> OBJECTIVE: Repeat the lines of the listing below exactly, starting at the line that contains "What data was" and running through the last line, both included, and only those.

— start INPUT FOR THIS TASK —

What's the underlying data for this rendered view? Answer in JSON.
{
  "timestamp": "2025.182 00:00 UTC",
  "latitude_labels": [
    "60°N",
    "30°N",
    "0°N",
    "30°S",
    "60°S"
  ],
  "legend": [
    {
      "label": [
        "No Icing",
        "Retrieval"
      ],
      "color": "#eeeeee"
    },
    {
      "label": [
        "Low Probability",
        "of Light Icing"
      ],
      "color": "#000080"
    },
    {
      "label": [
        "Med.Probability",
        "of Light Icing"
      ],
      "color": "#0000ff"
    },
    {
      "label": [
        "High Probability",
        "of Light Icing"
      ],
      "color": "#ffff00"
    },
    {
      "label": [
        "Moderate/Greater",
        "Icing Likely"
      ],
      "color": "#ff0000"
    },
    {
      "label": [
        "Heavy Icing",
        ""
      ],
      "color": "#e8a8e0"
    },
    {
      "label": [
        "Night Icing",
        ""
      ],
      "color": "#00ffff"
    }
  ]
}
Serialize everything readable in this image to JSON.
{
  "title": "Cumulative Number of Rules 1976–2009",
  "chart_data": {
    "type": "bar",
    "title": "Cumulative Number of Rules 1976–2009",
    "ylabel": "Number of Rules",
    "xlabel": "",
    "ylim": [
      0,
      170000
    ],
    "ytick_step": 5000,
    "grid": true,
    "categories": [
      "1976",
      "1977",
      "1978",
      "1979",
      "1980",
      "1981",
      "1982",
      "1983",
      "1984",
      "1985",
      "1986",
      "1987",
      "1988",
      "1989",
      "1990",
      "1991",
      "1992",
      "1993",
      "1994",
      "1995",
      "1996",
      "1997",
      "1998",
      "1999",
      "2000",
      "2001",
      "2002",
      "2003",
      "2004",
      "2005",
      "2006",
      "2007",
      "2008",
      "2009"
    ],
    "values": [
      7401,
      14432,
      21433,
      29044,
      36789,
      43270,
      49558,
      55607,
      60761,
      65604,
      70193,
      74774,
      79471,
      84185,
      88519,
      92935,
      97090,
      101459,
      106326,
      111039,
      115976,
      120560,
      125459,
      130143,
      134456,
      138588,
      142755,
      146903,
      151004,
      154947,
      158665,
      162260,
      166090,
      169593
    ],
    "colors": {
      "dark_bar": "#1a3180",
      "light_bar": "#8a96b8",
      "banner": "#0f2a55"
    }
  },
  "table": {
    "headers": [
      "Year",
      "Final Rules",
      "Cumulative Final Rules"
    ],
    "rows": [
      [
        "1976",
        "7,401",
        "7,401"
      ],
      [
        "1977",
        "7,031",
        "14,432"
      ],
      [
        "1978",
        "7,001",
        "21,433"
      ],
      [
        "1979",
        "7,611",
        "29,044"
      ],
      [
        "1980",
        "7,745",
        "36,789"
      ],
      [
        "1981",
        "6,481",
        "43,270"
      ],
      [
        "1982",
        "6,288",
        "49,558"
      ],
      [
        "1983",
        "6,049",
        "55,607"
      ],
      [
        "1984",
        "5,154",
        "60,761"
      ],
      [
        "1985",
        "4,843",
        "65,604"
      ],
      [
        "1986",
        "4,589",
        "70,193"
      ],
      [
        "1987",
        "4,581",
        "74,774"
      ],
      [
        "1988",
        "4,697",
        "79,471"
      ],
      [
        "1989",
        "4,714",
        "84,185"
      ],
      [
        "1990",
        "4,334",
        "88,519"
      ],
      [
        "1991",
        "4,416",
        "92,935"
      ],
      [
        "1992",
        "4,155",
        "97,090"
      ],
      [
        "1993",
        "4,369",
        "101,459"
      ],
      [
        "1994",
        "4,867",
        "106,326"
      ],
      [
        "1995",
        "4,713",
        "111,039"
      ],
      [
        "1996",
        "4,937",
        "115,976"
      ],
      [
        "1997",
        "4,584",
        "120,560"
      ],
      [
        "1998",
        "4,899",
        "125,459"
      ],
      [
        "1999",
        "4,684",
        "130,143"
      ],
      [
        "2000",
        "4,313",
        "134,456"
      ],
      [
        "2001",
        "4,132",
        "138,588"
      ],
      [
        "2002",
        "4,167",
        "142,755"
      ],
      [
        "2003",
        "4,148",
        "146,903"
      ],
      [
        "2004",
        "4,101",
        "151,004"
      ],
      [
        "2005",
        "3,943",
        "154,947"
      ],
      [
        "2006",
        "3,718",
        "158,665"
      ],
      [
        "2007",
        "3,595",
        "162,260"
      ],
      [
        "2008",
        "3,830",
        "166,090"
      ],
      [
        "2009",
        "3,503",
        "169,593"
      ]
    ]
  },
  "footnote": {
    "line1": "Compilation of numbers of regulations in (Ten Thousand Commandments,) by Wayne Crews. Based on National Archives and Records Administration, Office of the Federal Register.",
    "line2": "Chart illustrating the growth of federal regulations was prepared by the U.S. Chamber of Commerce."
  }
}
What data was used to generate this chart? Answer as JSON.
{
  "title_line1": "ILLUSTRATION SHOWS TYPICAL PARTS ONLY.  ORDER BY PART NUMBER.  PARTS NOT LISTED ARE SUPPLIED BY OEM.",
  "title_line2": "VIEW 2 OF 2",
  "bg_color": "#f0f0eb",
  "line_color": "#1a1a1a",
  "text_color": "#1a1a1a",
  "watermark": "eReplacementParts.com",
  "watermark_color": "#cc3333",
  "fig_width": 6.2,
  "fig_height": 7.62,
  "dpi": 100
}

— end INPUT FOR THIS TASK —

> FINISHED EXERCISE:
What data was used to generate this chart? Answer as JSON.
{
  "title_line1": "ILLUSTRATION SHOWS TYPICAL PARTS ONLY.  ORDER BY PART NUMBER.  PARTS NOT LISTED ARE SUPPLIED BY OEM.",
  "title_line2": "VIEW 2 OF 2",
  "bg_color": "#f0f0eb",
  "line_color": "#1a1a1a",
  "text_color": "#1a1a1a",
  "watermark": "eReplacementParts.com",
  "watermark_color": "#cc3333",
  "fig_width": 6.2,
  "fig_height": 7.62,
  "dpi": 100
}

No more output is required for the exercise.